WRITTEN INSTRUCTION:
Transcribe all of the records precisely as they are presented.

Collected data entries:
[Begin]
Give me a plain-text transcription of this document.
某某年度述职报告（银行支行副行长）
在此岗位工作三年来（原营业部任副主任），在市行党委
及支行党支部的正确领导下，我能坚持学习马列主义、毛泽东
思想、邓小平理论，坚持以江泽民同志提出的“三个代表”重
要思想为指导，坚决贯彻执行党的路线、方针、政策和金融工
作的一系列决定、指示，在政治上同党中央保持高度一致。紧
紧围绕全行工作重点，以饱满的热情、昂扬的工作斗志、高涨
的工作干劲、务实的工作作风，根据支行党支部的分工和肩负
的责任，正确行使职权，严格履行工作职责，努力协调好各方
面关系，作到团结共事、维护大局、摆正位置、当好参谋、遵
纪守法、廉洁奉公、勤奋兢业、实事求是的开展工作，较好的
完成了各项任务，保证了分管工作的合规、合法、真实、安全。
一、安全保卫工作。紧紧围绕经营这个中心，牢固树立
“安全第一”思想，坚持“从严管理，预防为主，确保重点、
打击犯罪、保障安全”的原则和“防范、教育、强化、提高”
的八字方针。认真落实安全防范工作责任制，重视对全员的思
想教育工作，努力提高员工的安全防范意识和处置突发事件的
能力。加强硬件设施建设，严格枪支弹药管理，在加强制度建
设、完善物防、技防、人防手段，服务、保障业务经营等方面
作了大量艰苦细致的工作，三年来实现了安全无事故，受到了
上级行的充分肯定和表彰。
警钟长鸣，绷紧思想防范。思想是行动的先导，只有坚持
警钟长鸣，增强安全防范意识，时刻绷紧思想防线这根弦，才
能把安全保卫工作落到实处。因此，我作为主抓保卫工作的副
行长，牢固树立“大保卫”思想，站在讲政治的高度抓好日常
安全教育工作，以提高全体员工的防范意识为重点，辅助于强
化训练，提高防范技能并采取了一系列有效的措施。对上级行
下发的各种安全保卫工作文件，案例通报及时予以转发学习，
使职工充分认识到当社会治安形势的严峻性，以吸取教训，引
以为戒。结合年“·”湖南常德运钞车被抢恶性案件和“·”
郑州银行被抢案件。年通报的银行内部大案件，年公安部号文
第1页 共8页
[End]
ANSWER BELOW:
Give me a plain-text transcription of this document.
某某年度述职报告（银行支行副行长）
在此岗位工作三年来（原营业部任副主任），在市行党委
及支行党支部的正确领导下，我能坚持学习马列主义、毛泽东
思想、邓小平理论，坚持以江泽民同志提出的“三个代表”重
要思想为指导，坚决贯彻执行党的路线、方针、政策和金融工
作的一系列决定、指示，在政治上同党中央保持高度一致。紧
紧围绕全行工作重点，以饱满的热情、昂扬的工作斗志、高涨
的工作干劲、务实的工作作风，根据支行党支部的分工和肩负
的责任，正确行使职权，严格履行工作职责，努力协调好各方
面关系，作到团结共事、维护大局、摆正位置、当好参谋、遵
纪守法、廉洁奉公、勤奋兢业、实事求是的开展工作，较好的
完成了各项任务，保证了分管工作的合规、合法、真实、安全。
一、安全保卫工作。紧紧围绕经营这个中心，牢固树立
“安全第一”思想，坚持“从严管理，预防为主，确保重点、
打击犯罪、保障安全”的原则和“防范、教育、强化、提高”
的八字方针。认真落实安全防范工作责任制，重视对全员的思
想教育工作，努力提高员工的安全防范意识和处置突发事件的
能力。加强硬件设施建设，严格枪支弹药管理，在加强制度建
设、完善物防、技防、人防手段，服务、保障业务经营等方面
作了大量艰苦细致的工作，三年来实现了安全无事故，受到了
上级行的充分肯定和表彰。
警钟长鸣，绷紧思想防范。思想是行动的先导，只有坚持
警钟长鸣，增强安全防范意识，时刻绷紧思想防线这根弦，才
能把安全保卫工作落到实处。因此，我作为主抓保卫工作的副
行长，牢固树立“大保卫”思想，站在讲政治的高度抓好日常
安全教育工作，以提高全体员工的防范意识为重点，辅助于强
化训练，提高防范技能并采取了一系列有效的措施。对上级行
下发的各种安全保卫工作文件，案例通报及时予以转发学习，
使职工充分认识到当社会治安形势的严峻性，以吸取教训，引
以为戒。结合年“·”湖南常德运钞车被抢恶性案件和“·”
郑州银行被抢案件。年通报的银行内部大案件，年公安部号文
第1页 共8页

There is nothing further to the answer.